SHORT TASK: Below are some records; work out how many of their lines contain "duration" and give the number only.

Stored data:
* * *

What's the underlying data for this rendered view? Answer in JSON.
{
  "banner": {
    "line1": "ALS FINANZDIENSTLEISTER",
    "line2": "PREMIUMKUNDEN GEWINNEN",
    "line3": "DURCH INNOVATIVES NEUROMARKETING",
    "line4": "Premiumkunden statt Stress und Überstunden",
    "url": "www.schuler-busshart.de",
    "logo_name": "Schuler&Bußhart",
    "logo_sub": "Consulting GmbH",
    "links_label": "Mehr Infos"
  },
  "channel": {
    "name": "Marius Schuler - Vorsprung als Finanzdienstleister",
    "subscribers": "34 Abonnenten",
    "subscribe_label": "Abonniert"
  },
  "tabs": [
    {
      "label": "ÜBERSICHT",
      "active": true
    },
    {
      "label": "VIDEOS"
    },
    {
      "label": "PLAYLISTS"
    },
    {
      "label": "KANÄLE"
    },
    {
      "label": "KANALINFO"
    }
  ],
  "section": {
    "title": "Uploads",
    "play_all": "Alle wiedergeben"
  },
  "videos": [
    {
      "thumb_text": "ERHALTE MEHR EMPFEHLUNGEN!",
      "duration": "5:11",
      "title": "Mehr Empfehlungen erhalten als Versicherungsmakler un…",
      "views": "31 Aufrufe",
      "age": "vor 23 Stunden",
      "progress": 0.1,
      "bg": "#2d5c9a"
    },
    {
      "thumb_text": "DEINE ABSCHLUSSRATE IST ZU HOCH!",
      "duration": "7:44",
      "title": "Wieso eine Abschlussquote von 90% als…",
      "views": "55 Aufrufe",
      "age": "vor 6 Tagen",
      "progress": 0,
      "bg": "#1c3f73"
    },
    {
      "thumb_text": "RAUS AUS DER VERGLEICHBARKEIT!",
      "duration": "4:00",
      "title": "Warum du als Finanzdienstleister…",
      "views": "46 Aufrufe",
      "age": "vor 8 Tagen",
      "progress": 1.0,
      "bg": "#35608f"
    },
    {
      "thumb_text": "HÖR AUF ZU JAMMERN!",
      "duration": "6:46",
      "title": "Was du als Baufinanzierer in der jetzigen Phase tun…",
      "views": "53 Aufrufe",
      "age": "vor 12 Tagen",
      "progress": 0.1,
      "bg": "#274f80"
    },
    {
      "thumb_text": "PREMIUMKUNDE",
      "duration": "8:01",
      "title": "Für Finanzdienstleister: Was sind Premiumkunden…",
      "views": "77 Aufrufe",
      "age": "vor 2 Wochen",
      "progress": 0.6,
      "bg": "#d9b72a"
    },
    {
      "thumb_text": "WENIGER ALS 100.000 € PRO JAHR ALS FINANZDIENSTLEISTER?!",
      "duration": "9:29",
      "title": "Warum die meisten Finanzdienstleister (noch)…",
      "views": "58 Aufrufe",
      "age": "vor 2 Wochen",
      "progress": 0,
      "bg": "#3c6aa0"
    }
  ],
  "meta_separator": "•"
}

* * *

CORRECT RESPONSE: 6